*Direction*: Will you write out all the entries below exactly?
::::::::::
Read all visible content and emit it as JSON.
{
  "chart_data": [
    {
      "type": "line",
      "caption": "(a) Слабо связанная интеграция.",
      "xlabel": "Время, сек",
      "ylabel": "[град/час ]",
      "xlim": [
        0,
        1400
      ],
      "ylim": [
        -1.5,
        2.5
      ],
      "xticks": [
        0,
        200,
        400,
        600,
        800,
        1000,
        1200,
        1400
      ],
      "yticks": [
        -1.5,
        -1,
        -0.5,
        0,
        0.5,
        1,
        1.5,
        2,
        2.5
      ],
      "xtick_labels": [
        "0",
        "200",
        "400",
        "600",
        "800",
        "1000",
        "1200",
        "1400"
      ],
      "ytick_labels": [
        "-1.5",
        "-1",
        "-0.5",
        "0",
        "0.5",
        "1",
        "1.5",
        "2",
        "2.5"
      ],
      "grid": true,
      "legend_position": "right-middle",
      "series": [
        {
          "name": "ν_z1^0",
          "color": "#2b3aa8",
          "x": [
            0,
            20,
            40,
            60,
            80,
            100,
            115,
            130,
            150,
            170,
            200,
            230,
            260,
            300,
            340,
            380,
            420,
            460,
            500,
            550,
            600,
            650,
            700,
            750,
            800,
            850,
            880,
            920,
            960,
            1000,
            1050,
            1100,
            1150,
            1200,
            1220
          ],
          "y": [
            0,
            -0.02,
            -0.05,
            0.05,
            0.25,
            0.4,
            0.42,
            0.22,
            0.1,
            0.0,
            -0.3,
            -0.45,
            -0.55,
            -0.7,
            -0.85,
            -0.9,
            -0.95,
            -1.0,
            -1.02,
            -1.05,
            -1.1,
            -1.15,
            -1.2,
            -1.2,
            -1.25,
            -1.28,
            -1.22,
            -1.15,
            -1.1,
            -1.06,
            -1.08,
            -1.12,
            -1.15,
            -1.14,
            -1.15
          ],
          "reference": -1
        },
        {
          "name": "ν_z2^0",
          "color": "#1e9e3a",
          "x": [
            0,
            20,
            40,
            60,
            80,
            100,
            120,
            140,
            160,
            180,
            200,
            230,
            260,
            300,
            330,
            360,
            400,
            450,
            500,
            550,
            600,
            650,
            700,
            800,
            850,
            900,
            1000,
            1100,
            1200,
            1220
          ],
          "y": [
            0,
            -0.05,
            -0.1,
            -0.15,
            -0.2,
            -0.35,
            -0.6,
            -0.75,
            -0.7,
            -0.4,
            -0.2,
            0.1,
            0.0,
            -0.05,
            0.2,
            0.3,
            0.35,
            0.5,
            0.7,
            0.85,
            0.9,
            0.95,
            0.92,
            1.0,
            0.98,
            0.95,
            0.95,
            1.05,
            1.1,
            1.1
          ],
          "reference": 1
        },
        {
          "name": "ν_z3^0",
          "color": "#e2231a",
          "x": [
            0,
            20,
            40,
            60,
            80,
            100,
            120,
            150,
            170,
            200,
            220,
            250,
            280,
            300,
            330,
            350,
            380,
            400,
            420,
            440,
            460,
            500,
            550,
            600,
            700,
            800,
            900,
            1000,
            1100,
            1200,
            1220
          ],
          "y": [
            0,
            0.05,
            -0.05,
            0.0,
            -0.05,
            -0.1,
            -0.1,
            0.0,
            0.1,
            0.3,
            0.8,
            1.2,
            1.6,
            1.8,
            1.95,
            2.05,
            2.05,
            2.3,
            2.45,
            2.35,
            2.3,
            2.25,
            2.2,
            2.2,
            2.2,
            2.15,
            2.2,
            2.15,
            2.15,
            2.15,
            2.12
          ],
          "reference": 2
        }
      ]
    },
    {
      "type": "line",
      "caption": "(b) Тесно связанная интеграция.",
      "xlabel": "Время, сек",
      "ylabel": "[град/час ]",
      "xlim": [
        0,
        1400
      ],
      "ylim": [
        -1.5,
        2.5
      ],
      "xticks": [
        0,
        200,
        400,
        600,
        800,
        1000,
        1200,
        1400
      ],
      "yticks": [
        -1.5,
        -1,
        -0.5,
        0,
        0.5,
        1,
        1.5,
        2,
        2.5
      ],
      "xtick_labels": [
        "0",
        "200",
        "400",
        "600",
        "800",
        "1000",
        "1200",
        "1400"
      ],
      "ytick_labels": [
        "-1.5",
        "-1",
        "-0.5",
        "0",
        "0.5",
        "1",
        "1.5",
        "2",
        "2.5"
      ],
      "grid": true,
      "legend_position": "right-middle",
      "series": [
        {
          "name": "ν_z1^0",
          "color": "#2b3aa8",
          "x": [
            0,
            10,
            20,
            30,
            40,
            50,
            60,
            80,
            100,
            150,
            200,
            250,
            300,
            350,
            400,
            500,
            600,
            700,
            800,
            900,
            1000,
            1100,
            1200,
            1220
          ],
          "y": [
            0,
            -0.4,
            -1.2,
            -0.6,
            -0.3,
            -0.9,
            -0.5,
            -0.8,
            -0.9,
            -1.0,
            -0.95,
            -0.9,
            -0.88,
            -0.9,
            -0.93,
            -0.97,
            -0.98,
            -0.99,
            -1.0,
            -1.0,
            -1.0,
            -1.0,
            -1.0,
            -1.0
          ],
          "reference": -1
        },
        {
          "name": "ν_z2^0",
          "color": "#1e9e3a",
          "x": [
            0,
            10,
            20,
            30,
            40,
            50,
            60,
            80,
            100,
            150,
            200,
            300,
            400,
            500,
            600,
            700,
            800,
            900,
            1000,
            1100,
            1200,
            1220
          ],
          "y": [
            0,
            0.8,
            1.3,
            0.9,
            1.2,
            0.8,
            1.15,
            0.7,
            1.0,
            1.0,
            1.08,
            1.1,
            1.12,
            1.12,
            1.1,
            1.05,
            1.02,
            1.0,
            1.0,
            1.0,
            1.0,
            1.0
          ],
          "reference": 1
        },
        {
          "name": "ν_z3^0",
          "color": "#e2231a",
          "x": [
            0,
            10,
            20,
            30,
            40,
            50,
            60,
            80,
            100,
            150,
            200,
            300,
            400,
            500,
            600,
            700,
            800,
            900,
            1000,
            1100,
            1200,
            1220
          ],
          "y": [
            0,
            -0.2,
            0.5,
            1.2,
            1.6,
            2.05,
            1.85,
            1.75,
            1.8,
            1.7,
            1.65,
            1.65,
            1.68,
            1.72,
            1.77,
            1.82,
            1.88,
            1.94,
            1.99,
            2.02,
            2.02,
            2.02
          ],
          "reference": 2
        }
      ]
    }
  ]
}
::::::::::
*Result of the task*:
Read all visible content and emit it as JSON.
{
  "chart_data": [
    {
      "type": "line",
      "caption": "(a) Слабо связанная интеграция.",
      "xlabel": "Время, сек",
      "ylabel": "[град/час ]",
      "xlim": [
        0,
        1400
      ],
      "ylim": [
        -1.5,
        2.5
      ],
      "xticks": [
        0,
        200,
        400,
        600,
        800,
        1000,
        1200,
        1400
      ],
      "yticks": [
        -1.5,
        -1,
        -0.5,
        0,
        0.5,
        1,
        1.5,
        2,
        2.5
      ],
      "xtick_labels": [
        "0",
        "200",
        "400",
        "600",
        "800",
        "1000",
        "1200",
        "1400"
      ],
      "ytick_labels": [
        "-1.5",
        "-1",
        "-0.5",
        "0",
        "0.5",
        "1",
        "1.5",
        "2",
        "2.5"
      ],
      "grid": true,
      "legend_position": "right-middle",
      "series": [
        {
          "name": "ν_z1^0",
          "color": "#2b3aa8",
          "x": [
            0,
            20,
            40,
            60,
            80,
            100,
            115,
            130,
            150,
            170,
            200,
            230,
            260,
            300,
            340,
            380,
            420,
            460,
            500,
            550,
            600,
            650,
            700,
            750,
            800,
            850,
            880,
            920,
            960,
            1000,
            1050,
            1100,
            1150,
            1200,
            1220
          ],
          "y": [
            0,
            -0.02,
            -0.05,
            0.05,
            0.25,
            0.4,
            0.42,
            0.22,
            0.1,
            0.0,
            -0.3,
            -0.45,
            -0.55,
            -0.7,
            -0.85,
            -0.9,
            -0.95,
            -1.0,
            -1.02,
            -1.05,
            -1.1,
            -1.15,
            -1.2,
            -1.2,
            -1.25,
            -1.28,
            -1.22,
            -1.15,
            -1.1,
            -1.06,
            -1.08,
            -1.12,
            -1.15,
            -1.14,
            -1.15
          ],
          "reference": -1
        },
        {
          "name": "ν_z2^0",
          "color": "#1e9e3a",
          "x": [
            0,
            20,
            40,
            60,
            80,
            100,
            120,
            140,
            160,
            180,
            200,
            230,
            260,
            300,
            330,
            360,
            400,
            450,
            500,
            550,
            600,
            650,
            700,
            800,
            850,
            900,
            1000,
            1100,
            1200,
            1220
          ],
          "y": [
            0,
            -0.05,
            -0.1,
            -0.15,
            -0.2,
            -0.35,
            -0.6,
            -0.75,
            -0.7,
            -0.4,
            -0.2,
            0.1,
            0.0,
            -0.05,
            0.2,
            0.3,
            0.35,
            0.5,
            0.7,
            0.85,
            0.9,
            0.95,
            0.92,
            1.0,
            0.98,
            0.95,
            0.95,
            1.05,
            1.1,
            1.1
          ],
          "reference": 1
        },
        {
          "name": "ν_z3^0",
          "color": "#e2231a",
          "x": [
            0,
            20,
            40,
            60,
            80,
            100,
            120,
            150,
            170,
            200,
            220,
            250,
            280,
            300,
            330,
            350,
            380,
            400,
            420,
            440,
            460,
            500,
            550,
            600,
            700,
            800,
            900,
            1000,
            1100,
            1200,
            1220
          ],
          "y": [
            0,
            0.05,
            -0.05,
            0.0,
            -0.05,
            -0.1,
            -0.1,
            0.0,
            0.1,
            0.3,
            0.8,
            1.2,
            1.6,
            1.8,
            1.95,
            2.05,
            2.05,
            2.3,
            2.45,
            2.35,
            2.3,
            2.25,
            2.2,
            2.2,
            2.2,
            2.15,
            2.2,
            2.15,
            2.15,
            2.15,
            2.12
          ],
          "reference": 2
        }
      ]
    },
    {
      "type": "line",
      "caption": "(b) Тесно связанная интеграция.",
      "xlabel": "Время, сек",
      "ylabel": "[град/час ]",
      "xlim": [
        0,
        1400
      ],
      "ylim": [
        -1.5,
        2.5
      ],
      "xticks": [
        0,
        200,
        400,
        600,
        800,
        1000,
        1200,
        1400
      ],
      "yticks": [
        -1.5,
        -1,
        -0.5,
        0,
        0.5,
        1,
        1.5,
        2,
        2.5
      ],
      "xtick_labels": [
        "0",
        "200",
        "400",
        "600",
        "800",
        "1000",
        "1200",
        "1400"
      ],
      "ytick_labels": [
        "-1.5",
        "-1",
        "-0.5",
        "0",
        "0.5",
        "1",
        "1.5",
        "2",
        "2.5"
      ],
      "grid": true,
      "legend_position": "right-middle",
      "series": [
        {
          "name": "ν_z1^0",
          "color": "#2b3aa8",
          "x": [
            0,
            10,
            20,
            30,
            40,
            50,
            60,
            80,
            100,
            150,
            200,
            250,
            300,
            350,
            400,
            500,
            600,
            700,
            800,
            900,
            1000,
            1100,
            1200,
            1220
          ],
          "y": [
            0,
            -0.4,
            -1.2,
            -0.6,
            -0.3,
            -0.9,
            -0.5,
            -0.8,
            -0.9,
            -1.0,
            -0.95,
            -0.9,
            -0.88,
            -0.9,
            -0.93,
            -0.97,
            -0.98,
            -0.99,
            -1.0,
            -1.0,
            -1.0,
            -1.0,
            -1.0,
            -1.0
          ],
          "reference": -1
        },
        {
          "name": "ν_z2^0",
          "color": "#1e9e3a",
          "x": [
            0,
            10,
            20,
            30,
            40,
            50,
            60,
            80,
            100,
            150,
            200,
            300,
            400,
            500,
            600,
            700,
            800,
            900,
            1000,
            1100,
            1200,
            1220
          ],
          "y": [
            0,
            0.8,
            1.3,
            0.9,
            1.2,
            0.8,
            1.15,
            0.7,
            1.0,
            1.0,
            1.08,
            1.1,
            1.12,
            1.12,
            1.1,
            1.05,
            1.02,
            1.0,
            1.0,
            1.0,
            1.0,
            1.0
          ],
          "reference": 1
        },
        {
          "name": "ν_z3^0",
          "color": "#e2231a",
          "x": [
            0,
            10,
            20,
            30,
            40,
            50,
            60,
            80,
            100,
            150,
            200,
            300,
            400,
            500,
            600,
            700,
            800,
            900,
            1000,
            1100,
            1200,
            1220
          ],
          "y": [
            0,
            -0.2,
            0.5,
            1.2,
            1.6,
            2.05,
            1.85,
            1.75,
            1.8,
            1.7,
            1.65,
            1.65,
            1.68,
            1.72,
            1.77,
            1.82,
            1.88,
            1.94,
            1.99,
            2.02,
            2.02,
            2.02
          ],
          "reference": 2
        }
      ]
    }
  ]
}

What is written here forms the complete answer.